_Exercise objective:_ Search the data below for the word "first" and copy each line that holds it.

_Data excerpts:_
[START]

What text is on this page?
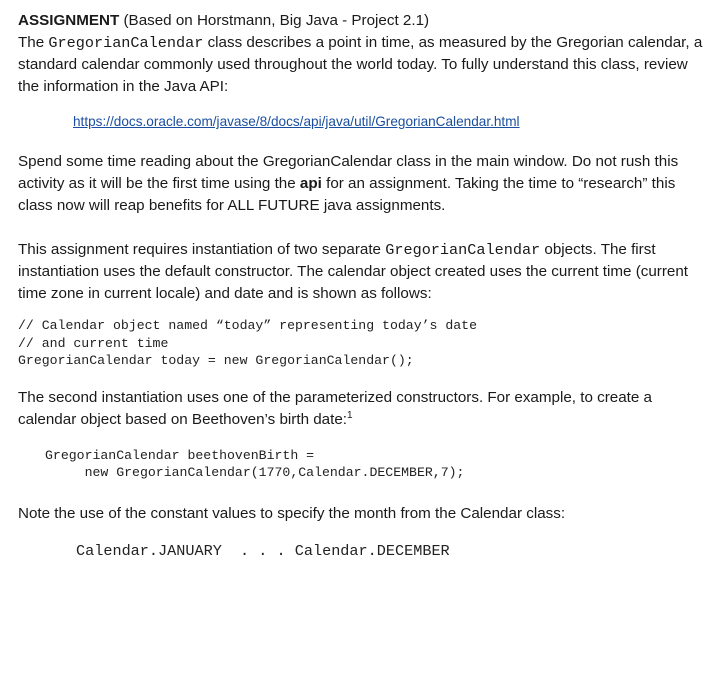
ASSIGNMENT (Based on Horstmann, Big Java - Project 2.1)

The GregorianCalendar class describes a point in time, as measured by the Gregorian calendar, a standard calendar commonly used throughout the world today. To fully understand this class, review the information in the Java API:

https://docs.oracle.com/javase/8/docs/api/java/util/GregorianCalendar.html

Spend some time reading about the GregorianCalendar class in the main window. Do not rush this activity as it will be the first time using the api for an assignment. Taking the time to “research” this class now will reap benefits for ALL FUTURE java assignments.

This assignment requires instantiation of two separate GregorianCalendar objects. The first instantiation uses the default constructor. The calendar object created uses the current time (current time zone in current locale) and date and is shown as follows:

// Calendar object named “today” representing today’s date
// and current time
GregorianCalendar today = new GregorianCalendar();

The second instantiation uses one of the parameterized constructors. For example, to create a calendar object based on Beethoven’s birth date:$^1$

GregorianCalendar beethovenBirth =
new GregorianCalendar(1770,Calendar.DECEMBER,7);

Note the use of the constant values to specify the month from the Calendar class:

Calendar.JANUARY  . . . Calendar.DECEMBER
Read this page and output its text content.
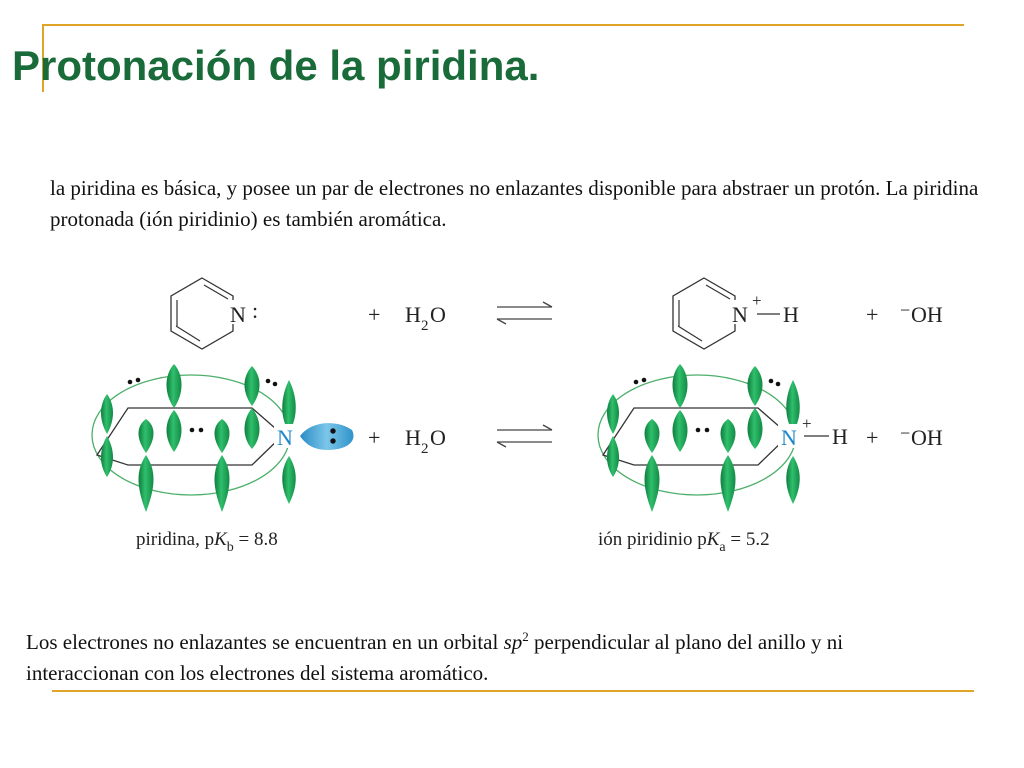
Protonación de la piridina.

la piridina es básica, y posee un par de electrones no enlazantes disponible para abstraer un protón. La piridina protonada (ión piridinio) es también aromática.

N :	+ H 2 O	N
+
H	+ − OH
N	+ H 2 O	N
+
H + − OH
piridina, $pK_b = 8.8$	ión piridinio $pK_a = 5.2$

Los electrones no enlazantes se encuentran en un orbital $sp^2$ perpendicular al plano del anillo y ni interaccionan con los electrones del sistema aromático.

[END]
[START]

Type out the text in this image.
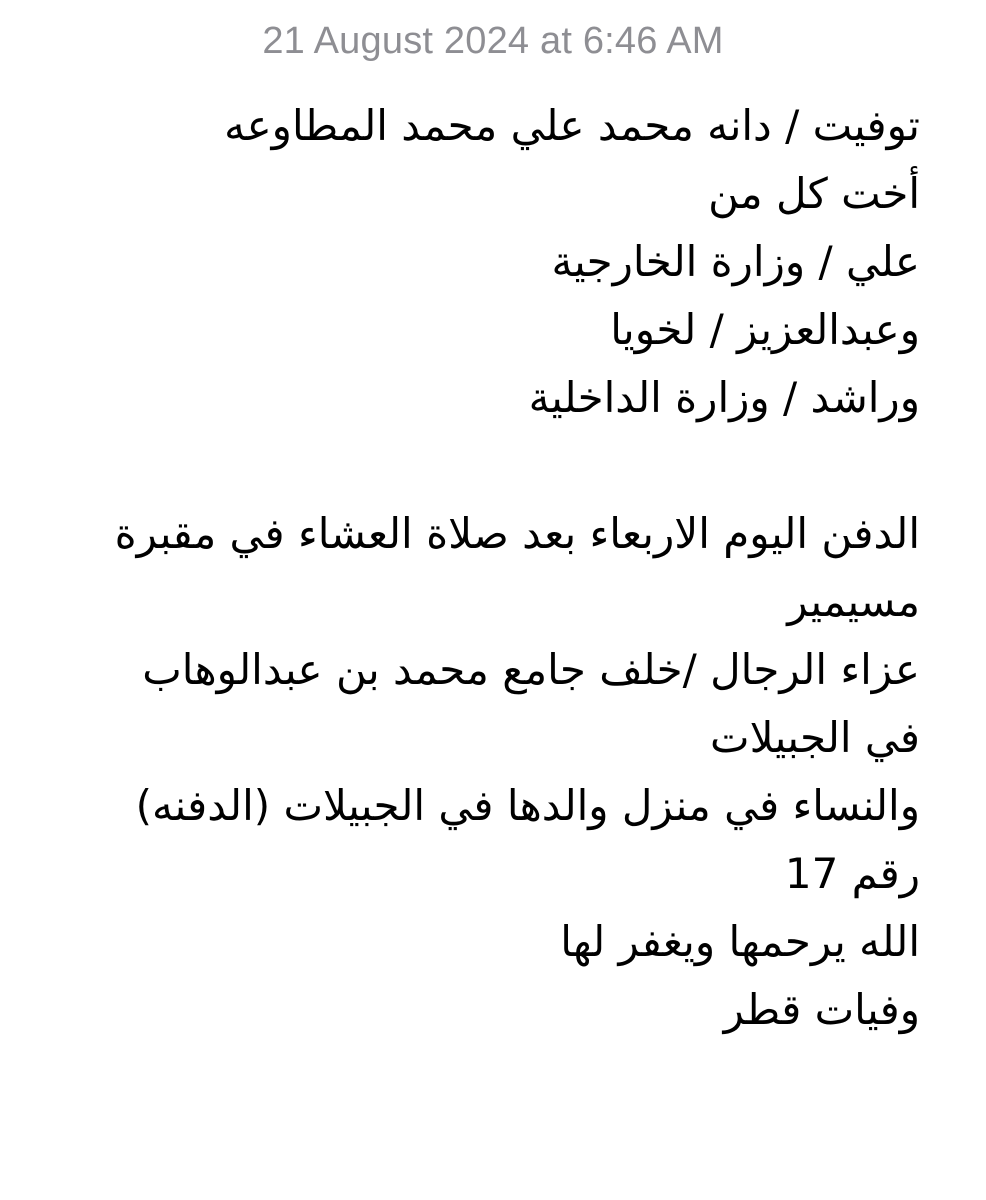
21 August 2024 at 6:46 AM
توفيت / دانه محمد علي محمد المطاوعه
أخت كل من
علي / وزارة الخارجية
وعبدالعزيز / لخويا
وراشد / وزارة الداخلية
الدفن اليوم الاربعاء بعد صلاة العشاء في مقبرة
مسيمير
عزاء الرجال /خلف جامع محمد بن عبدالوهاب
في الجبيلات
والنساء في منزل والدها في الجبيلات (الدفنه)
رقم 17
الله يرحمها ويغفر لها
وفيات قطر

[END]

_Solved problem:_
Spend some time reading about the GregorianCalendar class in the main window. Do not rush this activity as it will be the first time using the api for an assignment. Taking the time to “research” this class now will reap benefits for ALL FUTURE java assignments.
This assignment requires instantiation of two separate GregorianCalendar objects. The first instantiation uses the default constructor. The calendar object created uses the current time (current time zone in current locale) and date and is shown as follows:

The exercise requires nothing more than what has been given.